Present the data from the start up to and including the line with "446, 1116, 467]" as a Markdown table with the columns Row and Line, numbering each line and leaving out blank lines.

Labeled box data
================================
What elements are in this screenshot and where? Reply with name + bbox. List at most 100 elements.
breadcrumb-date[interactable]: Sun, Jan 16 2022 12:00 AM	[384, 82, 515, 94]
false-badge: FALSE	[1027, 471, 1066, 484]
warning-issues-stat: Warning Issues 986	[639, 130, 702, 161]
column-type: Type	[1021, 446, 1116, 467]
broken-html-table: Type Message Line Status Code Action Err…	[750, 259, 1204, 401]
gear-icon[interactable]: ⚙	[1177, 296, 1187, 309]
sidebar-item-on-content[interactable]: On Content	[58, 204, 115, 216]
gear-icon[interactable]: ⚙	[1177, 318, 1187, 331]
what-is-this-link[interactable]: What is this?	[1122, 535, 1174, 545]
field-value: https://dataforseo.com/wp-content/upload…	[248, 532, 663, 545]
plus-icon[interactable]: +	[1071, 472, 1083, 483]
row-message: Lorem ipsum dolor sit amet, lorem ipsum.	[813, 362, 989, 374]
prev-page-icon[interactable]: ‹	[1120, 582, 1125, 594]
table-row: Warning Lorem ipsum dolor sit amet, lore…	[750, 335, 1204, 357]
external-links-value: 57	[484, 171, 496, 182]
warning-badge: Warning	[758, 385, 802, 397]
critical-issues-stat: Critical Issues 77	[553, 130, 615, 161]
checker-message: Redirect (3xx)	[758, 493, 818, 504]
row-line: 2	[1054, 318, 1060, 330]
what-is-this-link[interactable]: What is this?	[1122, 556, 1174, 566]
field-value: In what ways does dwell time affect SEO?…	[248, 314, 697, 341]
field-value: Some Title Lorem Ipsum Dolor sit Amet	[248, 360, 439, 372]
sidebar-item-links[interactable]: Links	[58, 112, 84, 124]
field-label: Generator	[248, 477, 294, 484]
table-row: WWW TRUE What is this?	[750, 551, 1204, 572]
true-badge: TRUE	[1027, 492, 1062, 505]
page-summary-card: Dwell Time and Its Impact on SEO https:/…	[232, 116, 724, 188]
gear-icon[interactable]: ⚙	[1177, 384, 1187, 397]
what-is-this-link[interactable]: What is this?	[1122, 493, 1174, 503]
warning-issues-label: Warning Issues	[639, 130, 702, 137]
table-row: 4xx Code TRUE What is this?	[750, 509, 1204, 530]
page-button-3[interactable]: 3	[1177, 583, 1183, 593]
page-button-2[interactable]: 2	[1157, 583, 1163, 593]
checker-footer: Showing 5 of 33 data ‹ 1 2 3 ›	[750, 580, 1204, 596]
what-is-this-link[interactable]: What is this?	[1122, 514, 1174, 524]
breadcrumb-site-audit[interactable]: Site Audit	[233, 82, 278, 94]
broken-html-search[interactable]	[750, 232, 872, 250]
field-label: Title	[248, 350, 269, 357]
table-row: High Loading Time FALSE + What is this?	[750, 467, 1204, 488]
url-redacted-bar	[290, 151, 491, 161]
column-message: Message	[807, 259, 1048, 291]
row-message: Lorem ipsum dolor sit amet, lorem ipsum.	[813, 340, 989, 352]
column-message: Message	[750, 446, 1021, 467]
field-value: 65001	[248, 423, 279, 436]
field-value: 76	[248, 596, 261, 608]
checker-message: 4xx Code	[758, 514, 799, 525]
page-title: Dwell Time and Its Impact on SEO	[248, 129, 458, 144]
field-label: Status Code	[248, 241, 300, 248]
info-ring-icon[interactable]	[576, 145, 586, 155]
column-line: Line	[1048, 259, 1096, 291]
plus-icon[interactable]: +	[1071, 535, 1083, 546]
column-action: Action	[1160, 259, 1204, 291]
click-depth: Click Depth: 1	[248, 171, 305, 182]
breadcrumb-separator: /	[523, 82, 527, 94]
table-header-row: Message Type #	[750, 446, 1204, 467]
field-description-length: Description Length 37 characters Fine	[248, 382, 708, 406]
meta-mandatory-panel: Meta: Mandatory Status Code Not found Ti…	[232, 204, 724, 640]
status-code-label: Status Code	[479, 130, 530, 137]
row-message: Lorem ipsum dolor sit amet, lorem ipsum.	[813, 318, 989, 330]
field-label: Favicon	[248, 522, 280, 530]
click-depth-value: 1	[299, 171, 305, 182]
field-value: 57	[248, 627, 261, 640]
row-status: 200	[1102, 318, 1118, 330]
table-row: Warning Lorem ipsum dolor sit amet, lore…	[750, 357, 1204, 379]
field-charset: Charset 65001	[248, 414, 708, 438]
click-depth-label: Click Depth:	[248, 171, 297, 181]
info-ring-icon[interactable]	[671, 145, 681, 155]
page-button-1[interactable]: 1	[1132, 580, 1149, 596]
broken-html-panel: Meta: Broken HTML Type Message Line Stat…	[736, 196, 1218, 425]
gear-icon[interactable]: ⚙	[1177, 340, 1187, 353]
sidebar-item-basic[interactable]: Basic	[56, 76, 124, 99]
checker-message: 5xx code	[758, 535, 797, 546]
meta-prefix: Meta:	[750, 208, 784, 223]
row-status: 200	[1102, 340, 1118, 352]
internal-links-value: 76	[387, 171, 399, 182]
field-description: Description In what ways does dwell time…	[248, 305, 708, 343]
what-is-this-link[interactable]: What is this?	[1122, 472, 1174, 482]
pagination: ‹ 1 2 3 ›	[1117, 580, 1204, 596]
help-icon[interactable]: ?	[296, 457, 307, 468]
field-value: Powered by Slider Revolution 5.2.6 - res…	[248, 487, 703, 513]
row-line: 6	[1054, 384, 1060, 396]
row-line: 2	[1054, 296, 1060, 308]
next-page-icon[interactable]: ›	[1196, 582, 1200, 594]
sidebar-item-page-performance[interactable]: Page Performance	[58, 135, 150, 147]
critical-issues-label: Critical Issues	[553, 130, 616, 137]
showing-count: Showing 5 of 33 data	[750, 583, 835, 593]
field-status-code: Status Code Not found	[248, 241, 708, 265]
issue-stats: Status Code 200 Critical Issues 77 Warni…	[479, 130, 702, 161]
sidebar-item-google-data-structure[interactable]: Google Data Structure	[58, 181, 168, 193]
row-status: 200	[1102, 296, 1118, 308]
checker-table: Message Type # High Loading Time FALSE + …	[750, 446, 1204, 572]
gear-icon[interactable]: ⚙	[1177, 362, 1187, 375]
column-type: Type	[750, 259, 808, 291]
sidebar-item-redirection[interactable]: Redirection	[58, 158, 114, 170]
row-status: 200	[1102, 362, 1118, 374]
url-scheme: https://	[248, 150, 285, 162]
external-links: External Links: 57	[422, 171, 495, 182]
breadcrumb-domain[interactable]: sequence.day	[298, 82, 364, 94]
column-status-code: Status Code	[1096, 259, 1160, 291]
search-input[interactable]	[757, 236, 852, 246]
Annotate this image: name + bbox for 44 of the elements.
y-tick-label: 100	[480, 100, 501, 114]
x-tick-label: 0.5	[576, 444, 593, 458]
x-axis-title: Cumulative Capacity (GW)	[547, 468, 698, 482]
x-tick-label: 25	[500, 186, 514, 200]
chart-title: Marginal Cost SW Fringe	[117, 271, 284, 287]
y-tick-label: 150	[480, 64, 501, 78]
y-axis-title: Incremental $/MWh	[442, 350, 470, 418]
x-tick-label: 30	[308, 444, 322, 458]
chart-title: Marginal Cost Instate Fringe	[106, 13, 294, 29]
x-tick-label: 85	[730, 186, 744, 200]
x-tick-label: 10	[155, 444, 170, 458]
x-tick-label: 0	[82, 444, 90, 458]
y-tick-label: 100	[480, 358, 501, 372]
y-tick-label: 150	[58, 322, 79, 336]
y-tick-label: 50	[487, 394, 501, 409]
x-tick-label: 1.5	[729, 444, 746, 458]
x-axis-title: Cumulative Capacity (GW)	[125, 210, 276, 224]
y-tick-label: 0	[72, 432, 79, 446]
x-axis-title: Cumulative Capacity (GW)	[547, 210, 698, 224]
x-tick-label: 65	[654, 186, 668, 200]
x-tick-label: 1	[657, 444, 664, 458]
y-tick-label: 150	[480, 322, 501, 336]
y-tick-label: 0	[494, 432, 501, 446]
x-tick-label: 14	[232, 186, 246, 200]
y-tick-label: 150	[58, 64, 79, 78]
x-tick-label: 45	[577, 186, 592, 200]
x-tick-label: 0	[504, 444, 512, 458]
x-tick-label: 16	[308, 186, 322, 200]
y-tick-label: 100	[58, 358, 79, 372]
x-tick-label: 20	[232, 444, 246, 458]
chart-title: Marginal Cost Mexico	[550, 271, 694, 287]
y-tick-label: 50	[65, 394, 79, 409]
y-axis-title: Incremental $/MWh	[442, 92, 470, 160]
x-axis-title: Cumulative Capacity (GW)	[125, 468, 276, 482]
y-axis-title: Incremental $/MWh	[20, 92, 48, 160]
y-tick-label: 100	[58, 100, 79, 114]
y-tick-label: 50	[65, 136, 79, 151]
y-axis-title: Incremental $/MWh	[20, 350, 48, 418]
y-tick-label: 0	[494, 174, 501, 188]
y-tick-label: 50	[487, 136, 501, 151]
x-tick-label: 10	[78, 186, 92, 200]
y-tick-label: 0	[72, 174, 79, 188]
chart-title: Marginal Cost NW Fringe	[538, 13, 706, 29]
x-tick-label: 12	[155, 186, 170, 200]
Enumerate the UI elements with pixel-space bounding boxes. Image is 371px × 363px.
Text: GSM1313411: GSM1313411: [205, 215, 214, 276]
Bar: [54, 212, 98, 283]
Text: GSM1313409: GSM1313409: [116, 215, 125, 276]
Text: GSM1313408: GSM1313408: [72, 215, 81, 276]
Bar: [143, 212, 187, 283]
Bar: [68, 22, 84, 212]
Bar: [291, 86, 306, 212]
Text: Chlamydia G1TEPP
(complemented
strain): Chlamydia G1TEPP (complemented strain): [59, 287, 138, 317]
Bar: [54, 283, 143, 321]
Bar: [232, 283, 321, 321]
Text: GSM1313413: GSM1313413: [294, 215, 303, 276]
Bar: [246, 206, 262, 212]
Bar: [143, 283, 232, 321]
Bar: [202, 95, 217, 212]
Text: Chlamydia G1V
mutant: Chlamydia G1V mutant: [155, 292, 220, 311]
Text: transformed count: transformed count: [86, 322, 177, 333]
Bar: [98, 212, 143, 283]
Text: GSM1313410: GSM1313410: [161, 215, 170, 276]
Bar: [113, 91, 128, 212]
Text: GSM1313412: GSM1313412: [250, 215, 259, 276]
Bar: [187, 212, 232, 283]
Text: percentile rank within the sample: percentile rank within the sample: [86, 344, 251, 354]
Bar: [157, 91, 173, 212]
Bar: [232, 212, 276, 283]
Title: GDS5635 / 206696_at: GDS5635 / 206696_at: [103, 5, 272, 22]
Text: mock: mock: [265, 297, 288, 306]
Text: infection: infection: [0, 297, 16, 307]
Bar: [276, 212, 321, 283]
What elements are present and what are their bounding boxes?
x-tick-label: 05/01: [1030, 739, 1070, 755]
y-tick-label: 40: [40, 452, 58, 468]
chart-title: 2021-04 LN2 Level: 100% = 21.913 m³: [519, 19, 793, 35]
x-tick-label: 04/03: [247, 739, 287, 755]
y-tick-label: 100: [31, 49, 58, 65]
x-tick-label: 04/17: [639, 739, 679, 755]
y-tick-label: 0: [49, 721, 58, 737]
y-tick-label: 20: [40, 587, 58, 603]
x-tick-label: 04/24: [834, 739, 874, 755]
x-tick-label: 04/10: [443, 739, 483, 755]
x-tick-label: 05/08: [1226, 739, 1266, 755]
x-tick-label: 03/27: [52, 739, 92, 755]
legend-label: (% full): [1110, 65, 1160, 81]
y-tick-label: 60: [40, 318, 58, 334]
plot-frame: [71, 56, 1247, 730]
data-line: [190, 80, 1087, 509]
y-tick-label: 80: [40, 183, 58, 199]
================================
**Exercise answer**
| Row | Line |
|---|---|
| 1 | What elements are in this screenshot and where? Reply with name + bbox. List at most 100 elements. |
| 2 | breadcrumb-date[interactable]: Sun, Jan 16 2022 12:00 AM	[384, 82, 515, 94] |
| 3 | false-badge: FALSE	[1027, 471, 1066, 484] |
| 4 | warning-issues-stat: Warning Issues 986	[639, 130, 702, 161] |
| 5 | column-type: Type	[1021, 446, 1116, 467] |